▸ **Problem statement**:
Wherever the string "TradingView" occurs in a line of these records, report that line.

Extracted data entries:
□ □ □
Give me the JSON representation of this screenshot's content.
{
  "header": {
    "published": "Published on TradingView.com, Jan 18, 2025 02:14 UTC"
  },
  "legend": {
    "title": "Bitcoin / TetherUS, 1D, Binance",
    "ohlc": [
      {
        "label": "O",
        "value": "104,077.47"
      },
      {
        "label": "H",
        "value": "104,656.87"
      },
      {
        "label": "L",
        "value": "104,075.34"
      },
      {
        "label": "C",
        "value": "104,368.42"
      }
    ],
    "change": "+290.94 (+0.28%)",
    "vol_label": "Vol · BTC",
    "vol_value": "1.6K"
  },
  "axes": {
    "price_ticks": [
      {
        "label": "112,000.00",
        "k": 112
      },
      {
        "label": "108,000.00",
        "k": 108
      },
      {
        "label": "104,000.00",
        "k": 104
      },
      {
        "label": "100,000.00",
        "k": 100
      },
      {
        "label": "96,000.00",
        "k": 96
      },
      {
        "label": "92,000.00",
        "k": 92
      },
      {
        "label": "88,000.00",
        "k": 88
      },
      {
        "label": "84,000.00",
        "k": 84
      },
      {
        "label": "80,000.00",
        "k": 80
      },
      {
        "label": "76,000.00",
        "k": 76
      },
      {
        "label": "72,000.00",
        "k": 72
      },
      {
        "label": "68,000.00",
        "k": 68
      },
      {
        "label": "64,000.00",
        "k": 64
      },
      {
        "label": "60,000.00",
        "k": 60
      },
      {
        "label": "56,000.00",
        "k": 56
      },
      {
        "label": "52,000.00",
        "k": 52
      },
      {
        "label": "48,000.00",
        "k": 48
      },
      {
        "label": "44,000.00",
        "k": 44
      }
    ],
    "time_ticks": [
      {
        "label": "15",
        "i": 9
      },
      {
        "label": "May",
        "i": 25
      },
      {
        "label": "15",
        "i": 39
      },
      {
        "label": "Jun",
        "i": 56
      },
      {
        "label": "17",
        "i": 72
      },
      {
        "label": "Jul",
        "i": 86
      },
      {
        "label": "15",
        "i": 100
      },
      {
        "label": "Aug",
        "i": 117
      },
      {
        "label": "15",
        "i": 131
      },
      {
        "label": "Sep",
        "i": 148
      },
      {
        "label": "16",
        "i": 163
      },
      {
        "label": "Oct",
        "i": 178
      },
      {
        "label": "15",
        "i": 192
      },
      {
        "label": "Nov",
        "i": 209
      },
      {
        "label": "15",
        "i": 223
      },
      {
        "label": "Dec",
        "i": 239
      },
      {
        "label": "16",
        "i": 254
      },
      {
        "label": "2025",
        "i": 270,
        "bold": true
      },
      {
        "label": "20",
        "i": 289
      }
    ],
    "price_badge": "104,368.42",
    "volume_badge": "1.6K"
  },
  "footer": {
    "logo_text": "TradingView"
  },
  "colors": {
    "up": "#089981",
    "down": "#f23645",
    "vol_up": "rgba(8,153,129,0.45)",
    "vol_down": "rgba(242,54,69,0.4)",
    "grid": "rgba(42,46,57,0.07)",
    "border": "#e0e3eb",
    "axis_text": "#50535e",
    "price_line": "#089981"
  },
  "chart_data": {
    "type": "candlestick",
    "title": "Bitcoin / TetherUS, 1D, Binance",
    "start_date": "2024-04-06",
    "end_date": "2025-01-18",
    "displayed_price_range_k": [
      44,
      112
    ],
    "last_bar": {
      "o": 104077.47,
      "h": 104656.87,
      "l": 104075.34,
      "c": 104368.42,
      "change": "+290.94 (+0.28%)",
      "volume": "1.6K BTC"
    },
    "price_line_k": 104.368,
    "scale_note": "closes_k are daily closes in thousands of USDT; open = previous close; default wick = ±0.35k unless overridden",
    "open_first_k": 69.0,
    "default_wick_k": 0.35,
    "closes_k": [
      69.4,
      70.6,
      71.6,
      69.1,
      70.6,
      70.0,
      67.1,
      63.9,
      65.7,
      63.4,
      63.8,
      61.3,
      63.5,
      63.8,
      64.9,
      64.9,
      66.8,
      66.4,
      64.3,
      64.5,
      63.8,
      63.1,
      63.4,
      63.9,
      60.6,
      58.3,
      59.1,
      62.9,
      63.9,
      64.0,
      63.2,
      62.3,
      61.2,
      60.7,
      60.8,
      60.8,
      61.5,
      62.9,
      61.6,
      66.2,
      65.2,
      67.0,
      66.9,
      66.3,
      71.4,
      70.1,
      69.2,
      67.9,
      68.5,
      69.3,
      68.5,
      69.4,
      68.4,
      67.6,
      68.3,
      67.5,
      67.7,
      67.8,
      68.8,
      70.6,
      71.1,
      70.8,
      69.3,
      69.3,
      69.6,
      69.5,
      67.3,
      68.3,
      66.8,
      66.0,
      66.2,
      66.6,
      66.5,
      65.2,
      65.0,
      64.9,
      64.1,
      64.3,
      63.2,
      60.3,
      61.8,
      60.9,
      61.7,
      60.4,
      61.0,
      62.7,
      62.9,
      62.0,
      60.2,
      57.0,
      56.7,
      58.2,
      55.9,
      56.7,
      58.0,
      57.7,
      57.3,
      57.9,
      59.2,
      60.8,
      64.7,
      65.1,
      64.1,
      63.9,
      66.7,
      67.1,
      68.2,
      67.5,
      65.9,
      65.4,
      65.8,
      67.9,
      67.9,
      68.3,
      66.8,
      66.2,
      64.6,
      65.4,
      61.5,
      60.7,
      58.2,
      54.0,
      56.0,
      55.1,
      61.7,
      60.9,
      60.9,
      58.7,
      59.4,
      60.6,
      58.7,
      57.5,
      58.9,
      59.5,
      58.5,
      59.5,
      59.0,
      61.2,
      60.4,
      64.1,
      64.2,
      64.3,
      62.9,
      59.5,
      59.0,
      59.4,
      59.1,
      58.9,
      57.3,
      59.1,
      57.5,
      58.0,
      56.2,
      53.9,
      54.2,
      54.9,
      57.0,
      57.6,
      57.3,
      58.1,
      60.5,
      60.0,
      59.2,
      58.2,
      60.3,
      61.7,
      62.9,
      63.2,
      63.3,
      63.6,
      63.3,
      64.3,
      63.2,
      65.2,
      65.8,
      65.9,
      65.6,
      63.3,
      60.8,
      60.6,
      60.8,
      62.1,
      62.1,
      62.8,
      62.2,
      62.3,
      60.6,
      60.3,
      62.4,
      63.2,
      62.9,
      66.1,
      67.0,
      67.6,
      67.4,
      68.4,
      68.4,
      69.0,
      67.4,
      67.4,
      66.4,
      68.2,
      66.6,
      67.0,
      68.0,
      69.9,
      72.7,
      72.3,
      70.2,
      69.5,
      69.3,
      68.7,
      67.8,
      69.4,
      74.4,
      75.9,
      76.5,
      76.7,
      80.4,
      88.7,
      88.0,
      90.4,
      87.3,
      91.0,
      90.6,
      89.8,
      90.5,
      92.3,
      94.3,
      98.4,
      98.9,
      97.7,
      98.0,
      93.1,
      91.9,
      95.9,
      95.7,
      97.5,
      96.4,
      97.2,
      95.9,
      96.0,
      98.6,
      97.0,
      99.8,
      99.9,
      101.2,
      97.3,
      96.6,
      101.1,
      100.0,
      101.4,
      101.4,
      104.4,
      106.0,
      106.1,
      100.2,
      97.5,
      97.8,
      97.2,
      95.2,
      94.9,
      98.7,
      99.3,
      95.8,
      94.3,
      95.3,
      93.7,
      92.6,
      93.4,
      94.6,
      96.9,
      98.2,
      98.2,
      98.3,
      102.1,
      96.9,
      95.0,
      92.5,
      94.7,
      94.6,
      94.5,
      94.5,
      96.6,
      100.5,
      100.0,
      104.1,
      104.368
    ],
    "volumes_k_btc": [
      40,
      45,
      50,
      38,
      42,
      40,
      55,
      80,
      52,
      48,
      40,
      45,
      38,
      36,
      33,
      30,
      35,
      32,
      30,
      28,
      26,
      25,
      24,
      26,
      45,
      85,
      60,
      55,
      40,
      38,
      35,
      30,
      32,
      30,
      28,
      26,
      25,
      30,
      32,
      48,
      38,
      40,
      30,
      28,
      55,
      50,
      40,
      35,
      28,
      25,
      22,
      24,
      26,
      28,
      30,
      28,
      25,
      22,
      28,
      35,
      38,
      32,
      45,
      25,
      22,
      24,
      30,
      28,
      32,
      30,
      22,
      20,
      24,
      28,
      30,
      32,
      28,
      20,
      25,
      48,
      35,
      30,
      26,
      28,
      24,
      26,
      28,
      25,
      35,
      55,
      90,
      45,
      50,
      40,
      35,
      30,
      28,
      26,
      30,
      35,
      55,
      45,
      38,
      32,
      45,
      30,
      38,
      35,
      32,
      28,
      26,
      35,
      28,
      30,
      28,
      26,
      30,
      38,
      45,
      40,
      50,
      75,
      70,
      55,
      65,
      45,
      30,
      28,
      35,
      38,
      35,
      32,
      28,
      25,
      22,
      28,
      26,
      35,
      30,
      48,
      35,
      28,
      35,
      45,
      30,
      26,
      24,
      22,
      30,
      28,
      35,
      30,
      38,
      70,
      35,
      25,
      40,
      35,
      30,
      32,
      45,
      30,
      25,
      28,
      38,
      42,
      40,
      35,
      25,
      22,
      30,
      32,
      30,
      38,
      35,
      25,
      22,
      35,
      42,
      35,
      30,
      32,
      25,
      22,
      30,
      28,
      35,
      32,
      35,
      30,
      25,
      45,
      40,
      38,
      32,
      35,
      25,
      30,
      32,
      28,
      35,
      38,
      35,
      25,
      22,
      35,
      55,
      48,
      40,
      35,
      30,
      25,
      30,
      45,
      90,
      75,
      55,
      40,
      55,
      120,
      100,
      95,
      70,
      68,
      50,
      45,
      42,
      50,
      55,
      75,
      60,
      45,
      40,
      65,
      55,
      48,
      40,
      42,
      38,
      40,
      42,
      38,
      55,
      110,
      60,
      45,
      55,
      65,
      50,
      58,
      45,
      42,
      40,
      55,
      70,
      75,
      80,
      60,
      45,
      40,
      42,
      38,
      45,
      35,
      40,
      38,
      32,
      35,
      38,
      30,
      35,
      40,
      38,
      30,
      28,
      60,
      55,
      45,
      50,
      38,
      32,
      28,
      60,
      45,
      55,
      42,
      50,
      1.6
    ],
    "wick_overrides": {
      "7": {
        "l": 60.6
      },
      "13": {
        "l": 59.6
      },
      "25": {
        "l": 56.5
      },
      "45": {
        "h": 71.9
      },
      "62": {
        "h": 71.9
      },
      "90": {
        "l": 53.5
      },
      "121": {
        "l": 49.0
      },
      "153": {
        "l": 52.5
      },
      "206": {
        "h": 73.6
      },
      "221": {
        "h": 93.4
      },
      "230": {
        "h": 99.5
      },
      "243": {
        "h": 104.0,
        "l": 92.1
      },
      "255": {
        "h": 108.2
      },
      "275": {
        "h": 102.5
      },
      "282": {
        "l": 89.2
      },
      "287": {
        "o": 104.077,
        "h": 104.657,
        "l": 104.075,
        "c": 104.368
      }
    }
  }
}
□ □ □
▸ **Task solution**:
    "published": "Published on TradingView.com, Jan 18, 2025 02:14 UTC"
    "logo_text": "TradingView"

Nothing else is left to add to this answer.